REQUIRED WORK :: Reproduce each of the records below verbatim, line for line, with no changes of any kind.

EXCERPTED DATA ::
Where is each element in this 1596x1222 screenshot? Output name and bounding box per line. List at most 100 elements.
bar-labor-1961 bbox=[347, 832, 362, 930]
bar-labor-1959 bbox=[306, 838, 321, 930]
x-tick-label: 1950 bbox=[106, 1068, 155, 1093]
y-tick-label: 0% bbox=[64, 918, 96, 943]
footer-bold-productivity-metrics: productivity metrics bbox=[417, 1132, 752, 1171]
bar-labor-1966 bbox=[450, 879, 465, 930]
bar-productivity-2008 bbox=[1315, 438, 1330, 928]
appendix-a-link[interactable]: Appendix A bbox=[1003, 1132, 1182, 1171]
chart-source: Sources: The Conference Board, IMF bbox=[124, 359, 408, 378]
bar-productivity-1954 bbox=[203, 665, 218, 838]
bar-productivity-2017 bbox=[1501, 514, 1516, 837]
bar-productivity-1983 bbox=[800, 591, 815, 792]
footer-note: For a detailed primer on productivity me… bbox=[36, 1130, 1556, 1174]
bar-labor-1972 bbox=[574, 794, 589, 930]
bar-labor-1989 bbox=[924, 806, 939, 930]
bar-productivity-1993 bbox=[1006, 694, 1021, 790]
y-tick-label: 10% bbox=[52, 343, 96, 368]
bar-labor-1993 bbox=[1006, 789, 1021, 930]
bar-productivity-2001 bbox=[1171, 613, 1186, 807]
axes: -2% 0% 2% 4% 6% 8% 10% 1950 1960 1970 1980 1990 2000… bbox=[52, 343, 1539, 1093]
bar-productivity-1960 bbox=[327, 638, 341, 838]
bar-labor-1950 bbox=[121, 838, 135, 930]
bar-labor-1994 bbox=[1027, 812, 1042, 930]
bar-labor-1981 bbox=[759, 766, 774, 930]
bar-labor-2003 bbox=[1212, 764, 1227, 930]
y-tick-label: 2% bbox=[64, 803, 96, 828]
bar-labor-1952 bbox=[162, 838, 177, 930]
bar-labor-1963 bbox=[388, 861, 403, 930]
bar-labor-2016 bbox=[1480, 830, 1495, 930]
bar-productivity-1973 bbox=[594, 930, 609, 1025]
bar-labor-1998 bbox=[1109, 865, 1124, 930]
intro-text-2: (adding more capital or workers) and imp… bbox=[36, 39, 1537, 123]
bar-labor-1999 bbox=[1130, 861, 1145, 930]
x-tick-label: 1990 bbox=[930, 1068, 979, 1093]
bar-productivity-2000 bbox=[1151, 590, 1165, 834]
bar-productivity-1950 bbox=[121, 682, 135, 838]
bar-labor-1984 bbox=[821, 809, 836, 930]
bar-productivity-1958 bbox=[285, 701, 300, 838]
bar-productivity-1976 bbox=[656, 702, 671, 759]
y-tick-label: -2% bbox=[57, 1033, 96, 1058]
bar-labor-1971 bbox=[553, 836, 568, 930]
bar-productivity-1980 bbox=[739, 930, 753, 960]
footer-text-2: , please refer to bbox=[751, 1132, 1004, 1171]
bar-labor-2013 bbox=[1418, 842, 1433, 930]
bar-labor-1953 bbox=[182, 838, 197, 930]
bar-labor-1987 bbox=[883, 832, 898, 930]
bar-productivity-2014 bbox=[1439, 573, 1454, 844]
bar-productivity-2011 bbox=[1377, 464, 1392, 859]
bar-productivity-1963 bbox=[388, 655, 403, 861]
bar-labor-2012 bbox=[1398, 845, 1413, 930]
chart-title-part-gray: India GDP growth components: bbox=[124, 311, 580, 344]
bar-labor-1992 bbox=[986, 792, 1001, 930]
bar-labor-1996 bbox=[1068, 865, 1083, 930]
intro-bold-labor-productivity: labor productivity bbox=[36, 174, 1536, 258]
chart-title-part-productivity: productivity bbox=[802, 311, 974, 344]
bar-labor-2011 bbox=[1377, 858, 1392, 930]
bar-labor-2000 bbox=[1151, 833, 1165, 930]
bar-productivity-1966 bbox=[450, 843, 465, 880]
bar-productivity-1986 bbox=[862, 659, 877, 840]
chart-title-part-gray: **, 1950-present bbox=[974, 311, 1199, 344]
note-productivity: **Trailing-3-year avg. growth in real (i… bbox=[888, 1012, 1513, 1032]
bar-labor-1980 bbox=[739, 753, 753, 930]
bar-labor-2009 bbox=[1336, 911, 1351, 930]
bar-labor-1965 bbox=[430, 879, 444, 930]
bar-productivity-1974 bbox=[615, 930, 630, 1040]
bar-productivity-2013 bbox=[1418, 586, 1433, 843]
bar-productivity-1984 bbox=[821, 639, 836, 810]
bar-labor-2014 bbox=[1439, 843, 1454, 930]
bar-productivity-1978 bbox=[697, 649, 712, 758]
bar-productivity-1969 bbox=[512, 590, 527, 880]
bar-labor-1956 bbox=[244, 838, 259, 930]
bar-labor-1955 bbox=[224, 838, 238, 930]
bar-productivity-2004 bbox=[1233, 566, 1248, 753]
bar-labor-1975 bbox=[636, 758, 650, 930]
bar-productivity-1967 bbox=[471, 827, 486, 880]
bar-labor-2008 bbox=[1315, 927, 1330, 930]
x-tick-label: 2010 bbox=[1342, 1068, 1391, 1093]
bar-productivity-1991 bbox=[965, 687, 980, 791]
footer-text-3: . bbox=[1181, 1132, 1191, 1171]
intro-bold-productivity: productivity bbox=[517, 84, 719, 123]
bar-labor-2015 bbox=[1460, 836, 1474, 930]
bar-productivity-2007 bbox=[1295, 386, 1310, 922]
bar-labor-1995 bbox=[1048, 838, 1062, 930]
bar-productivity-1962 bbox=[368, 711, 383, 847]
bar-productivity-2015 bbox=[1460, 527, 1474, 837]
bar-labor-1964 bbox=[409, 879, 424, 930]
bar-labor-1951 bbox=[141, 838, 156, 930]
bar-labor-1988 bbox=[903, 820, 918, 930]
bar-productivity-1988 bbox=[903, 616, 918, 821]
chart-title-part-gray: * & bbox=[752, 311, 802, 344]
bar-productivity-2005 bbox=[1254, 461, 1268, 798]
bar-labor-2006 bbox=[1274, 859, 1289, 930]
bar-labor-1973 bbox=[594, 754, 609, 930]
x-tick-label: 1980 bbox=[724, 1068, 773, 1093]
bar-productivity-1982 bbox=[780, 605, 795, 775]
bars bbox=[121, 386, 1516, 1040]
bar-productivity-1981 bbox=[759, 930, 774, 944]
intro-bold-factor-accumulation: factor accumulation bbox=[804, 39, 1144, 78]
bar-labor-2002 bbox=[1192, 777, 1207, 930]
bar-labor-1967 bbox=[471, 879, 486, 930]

OUTPUT FOR THIS EXERCISE ::
Where is each element in this 1596x1222 screenshot? Output name and bounding box per line. List at most 100 elements.
bar-labor-1961 bbox=[347, 832, 362, 930]
bar-labor-1959 bbox=[306, 838, 321, 930]
x-tick-label: 1950 bbox=[106, 1068, 155, 1093]
y-tick-label: 0% bbox=[64, 918, 96, 943]
footer-bold-productivity-metrics: productivity metrics bbox=[417, 1132, 752, 1171]
bar-labor-1966 bbox=[450, 879, 465, 930]
bar-productivity-2008 bbox=[1315, 438, 1330, 928]
appendix-a-link[interactable]: Appendix A bbox=[1003, 1132, 1182, 1171]
chart-source: Sources: The Conference Board, IMF bbox=[124, 359, 408, 378]
bar-productivity-1954 bbox=[203, 665, 218, 838]
bar-productivity-2017 bbox=[1501, 514, 1516, 837]
bar-productivity-1983 bbox=[800, 591, 815, 792]
footer-note: For a detailed primer on productivity me… bbox=[36, 1130, 1556, 1174]
bar-labor-1972 bbox=[574, 794, 589, 930]
bar-labor-1989 bbox=[924, 806, 939, 930]
bar-productivity-1993 bbox=[1006, 694, 1021, 790]
y-tick-label: 10% bbox=[52, 343, 96, 368]
bar-labor-1993 bbox=[1006, 789, 1021, 930]
bar-productivity-2001 bbox=[1171, 613, 1186, 807]
axes: -2% 0% 2% 4% 6% 8% 10% 1950 1960 1970 1980 1990 2000… bbox=[52, 343, 1539, 1093]
bar-productivity-1960 bbox=[327, 638, 341, 838]
bar-labor-1950 bbox=[121, 838, 135, 930]
bar-labor-1994 bbox=[1027, 812, 1042, 930]
bar-labor-1981 bbox=[759, 766, 774, 930]
bar-labor-2003 bbox=[1212, 764, 1227, 930]
y-tick-label: 2% bbox=[64, 803, 96, 828]
bar-labor-1952 bbox=[162, 838, 177, 930]
bar-labor-1963 bbox=[388, 861, 403, 930]
bar-labor-2016 bbox=[1480, 830, 1495, 930]
bar-productivity-1973 bbox=[594, 930, 609, 1025]
bar-labor-1998 bbox=[1109, 865, 1124, 930]
intro-text-2: (adding more capital or workers) and imp… bbox=[36, 39, 1537, 123]
bar-labor-1999 bbox=[1130, 861, 1145, 930]
x-tick-label: 1990 bbox=[930, 1068, 979, 1093]
bar-productivity-2000 bbox=[1151, 590, 1165, 834]
bar-productivity-1950 bbox=[121, 682, 135, 838]
bar-labor-1984 bbox=[821, 809, 836, 930]
bar-productivity-1958 bbox=[285, 701, 300, 838]
bar-productivity-1976 bbox=[656, 702, 671, 759]
y-tick-label: -2% bbox=[57, 1033, 96, 1058]
bar-labor-1971 bbox=[553, 836, 568, 930]
bar-productivity-1980 bbox=[739, 930, 753, 960]
footer-text-2: , please refer to bbox=[751, 1132, 1004, 1171]
bar-labor-2013 bbox=[1418, 842, 1433, 930]
bar-labor-1953 bbox=[182, 838, 197, 930]
bar-labor-1987 bbox=[883, 832, 898, 930]
bar-productivity-2014 bbox=[1439, 573, 1454, 844]
bar-productivity-2011 bbox=[1377, 464, 1392, 859]
bar-productivity-1963 bbox=[388, 655, 403, 861]
bar-labor-2012 bbox=[1398, 845, 1413, 930]
chart-title-part-gray: India GDP growth components: bbox=[124, 311, 580, 344]
bar-labor-1992 bbox=[986, 792, 1001, 930]
bar-labor-1996 bbox=[1068, 865, 1083, 930]
intro-bold-labor-productivity: labor productivity bbox=[36, 174, 1536, 258]
chart-title-part-productivity: productivity bbox=[802, 311, 974, 344]
bar-labor-2011 bbox=[1377, 858, 1392, 930]
bar-labor-2000 bbox=[1151, 833, 1165, 930]
bar-productivity-1966 bbox=[450, 843, 465, 880]
bar-productivity-1986 bbox=[862, 659, 877, 840]
chart-title-part-gray: **, 1950-present bbox=[974, 311, 1199, 344]
note-productivity: **Trailing-3-year avg. growth in real (i… bbox=[888, 1012, 1513, 1032]
bar-labor-1980 bbox=[739, 753, 753, 930]
bar-labor-2009 bbox=[1336, 911, 1351, 930]
bar-labor-1965 bbox=[430, 879, 444, 930]
bar-productivity-1974 bbox=[615, 930, 630, 1040]
bar-productivity-2013 bbox=[1418, 586, 1433, 843]
bar-productivity-1984 bbox=[821, 639, 836, 810]
bar-labor-2014 bbox=[1439, 843, 1454, 930]
bar-productivity-1978 bbox=[697, 649, 712, 758]
bar-productivity-1969 bbox=[512, 590, 527, 880]
bar-labor-1956 bbox=[244, 838, 259, 930]
bar-labor-1955 bbox=[224, 838, 238, 930]
bar-productivity-2004 bbox=[1233, 566, 1248, 753]
bar-labor-1975 bbox=[636, 758, 650, 930]
bar-productivity-1967 bbox=[471, 827, 486, 880]
bar-labor-2008 bbox=[1315, 927, 1330, 930]
x-tick-label: 2010 bbox=[1342, 1068, 1391, 1093]
bar-productivity-1991 bbox=[965, 687, 980, 791]
footer-text-3: . bbox=[1181, 1132, 1191, 1171]
intro-bold-productivity: productivity bbox=[517, 84, 719, 123]
bar-labor-2015 bbox=[1460, 836, 1474, 930]
bar-productivity-2007 bbox=[1295, 386, 1310, 922]
bar-labor-1995 bbox=[1048, 838, 1062, 930]
bar-productivity-1962 bbox=[368, 711, 383, 847]
bar-productivity-2015 bbox=[1460, 527, 1474, 837]
bar-labor-1964 bbox=[409, 879, 424, 930]
bar-labor-1951 bbox=[141, 838, 156, 930]
bar-labor-1988 bbox=[903, 820, 918, 930]
bar-productivity-1988 bbox=[903, 616, 918, 821]
chart-title-part-gray: * & bbox=[752, 311, 802, 344]
bar-productivity-2005 bbox=[1254, 461, 1268, 798]
bar-labor-2006 bbox=[1274, 859, 1289, 930]
bar-labor-1973 bbox=[594, 754, 609, 930]
x-tick-label: 1980 bbox=[724, 1068, 773, 1093]
bar-productivity-1982 bbox=[780, 605, 795, 775]
bars bbox=[121, 386, 1516, 1040]
bar-productivity-1981 bbox=[759, 930, 774, 944]
intro-bold-factor-accumulation: factor accumulation bbox=[804, 39, 1144, 78]
bar-labor-2002 bbox=[1192, 777, 1207, 930]
bar-labor-1967 bbox=[471, 879, 486, 930]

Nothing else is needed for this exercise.